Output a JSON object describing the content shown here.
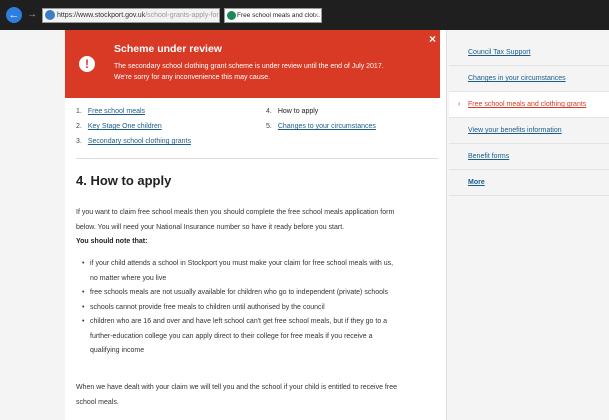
{
  "browser": {
    "url_prefix": "https://",
    "url_domain": "www.stockport.gov.uk",
    "url_path": "/school-grants-apply-for",
    "tab_title": "Free school meals and clot..."
  },
  "alert": {
    "title": "Scheme under review",
    "line1": "The secondary school clothing grant scheme is under review until the end of July 2017.",
    "line2": "We're sorry for any inconvenience this may cause.",
    "close": "×"
  },
  "toc": {
    "items": [
      {
        "num": "1.",
        "label": "Free school meals"
      },
      {
        "num": "2.",
        "label": "Key Stage One children"
      },
      {
        "num": "3.",
        "label": "Secondary school clothing grants"
      },
      {
        "num": "4.",
        "label": "How to apply"
      },
      {
        "num": "5.",
        "label": "Changes to your circumstances"
      }
    ]
  },
  "section": {
    "heading": "4. How to apply",
    "para1_line1": "If you want to claim free school meals then you should complete the free school meals application form",
    "para1_line2": "below. You will need your National Insurance number so have it ready before you start.",
    "note_heading": "You should note that:",
    "bullets": [
      {
        "line1": "if your child attends a school in Stockport you must make your claim for free school meals with us,",
        "line2": "no matter where you live"
      },
      {
        "line1": "free schools meals are not usually available for children who go to independent (private) schools",
        "line2": ""
      },
      {
        "line1": "schools cannot provide free meals to children until authorised by the council",
        "line2": ""
      },
      {
        "line1": "children who are 16 and over and have left school can't get free school meals, but if they go to a",
        "line2": "further-education college you can apply direct to their college for free meals if you receive a",
        "line3": "qualifying income"
      }
    ],
    "para2_line1": "When we have dealt with your claim we will tell you and the school if your child is entitled to receive free",
    "para2_line2": "school meals."
  },
  "sidebar": {
    "items": [
      {
        "label": "Council Tax Support"
      },
      {
        "label": "Changes in your circumstances"
      },
      {
        "label": "Free school meals and clothing grants"
      },
      {
        "label": "View your benefits information"
      },
      {
        "label": "Benefit forms"
      },
      {
        "label": "More"
      }
    ]
  },
  "colors": {
    "accent": "#d93a26",
    "link": "#1a5d8c"
  }
}
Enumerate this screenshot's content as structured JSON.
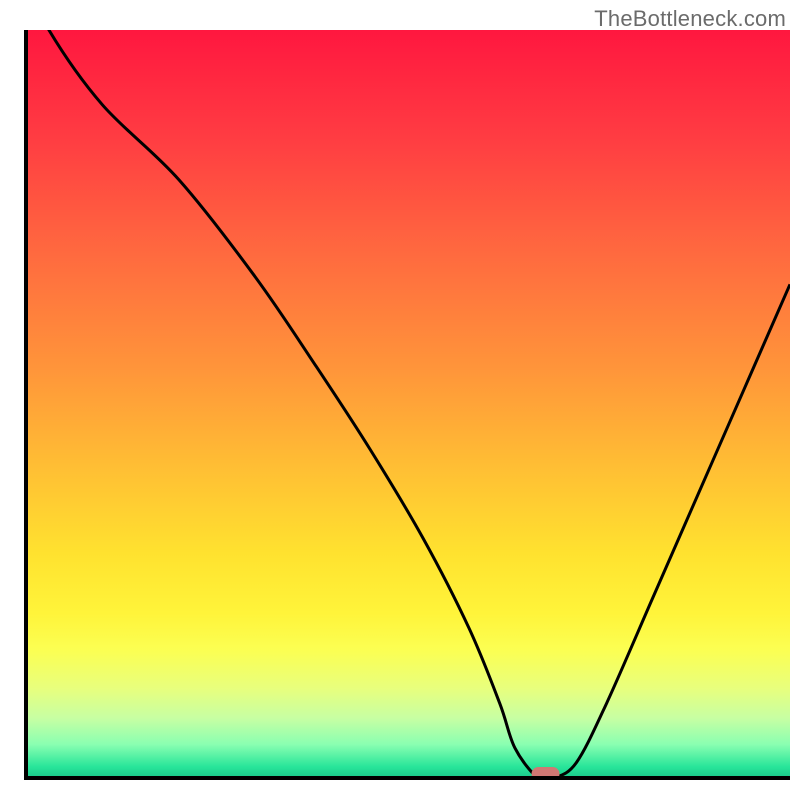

§ **Stated task**
Leave out the pictures and restate everything else word for word.

§ **Result for this task**
Output a JSON object describing the content shown here.
{
  "browser": {
    "url_prefix": "https://",
    "url_domain": "www.stockport.gov.uk",
    "url_path": "/school-grants-apply-for",
    "tab_title": "Free school meals and clot..."
  },
  "alert": {
    "title": "Scheme under review",
    "line1": "The secondary school clothing grant scheme is under review until the end of July 2017.",
    "line2": "We're sorry for any inconvenience this may cause.",
    "close": "×"
  },
  "toc": {
    "items": [
      {
        "num": "1.",
        "label": "Free school meals"
      },
      {
        "num": "2.",
        "label": "Key Stage One children"
      },
      {
        "num": "3.",
        "label": "Secondary school clothing grants"
      },
      {
        "num": "4.",
        "label": "How to apply"
      },
      {
        "num": "5.",
        "label": "Changes to your circumstances"
      }
    ]
  },
  "section": {
    "heading": "4. How to apply",
    "para1_line1": "If you want to claim free school meals then you should complete the free school meals application form",
    "para1_line2": "below. You will need your National Insurance number so have it ready before you start.",
    "note_heading": "You should note that:",
    "bullets": [
      {
        "line1": "if your child attends a school in Stockport you must make your claim for free school meals with us,",
        "line2": "no matter where you live"
      },
      {
        "line1": "free schools meals are not usually available for children who go to independent (private) schools",
        "line2": ""
      },
      {
        "line1": "schools cannot provide free meals to children until authorised by the council",
        "line2": ""
      },
      {
        "line1": "children who are 16 and over and have left school can't get free school meals, but if they go to a",
        "line2": "further-education college you can apply direct to their college for free meals if you receive a",
        "line3": "qualifying income"
      }
    ],
    "para2_line1": "When we have dealt with your claim we will tell you and the school if your child is entitled to receive free",
    "para2_line2": "school meals."
  },
  "sidebar": {
    "items": [
      {
        "label": "Council Tax Support"
      },
      {
        "label": "Changes in your circumstances"
      },
      {
        "label": "Free school meals and clothing grants"
      },
      {
        "label": "View your benefits information"
      },
      {
        "label": "Benefit forms"
      },
      {
        "label": "More"
      }
    ]
  },
  "colors": {
    "accent": "#d93a26",
    "link": "#1a5d8c"
  }
}
Enumerate this screenshot's content as structured JSON.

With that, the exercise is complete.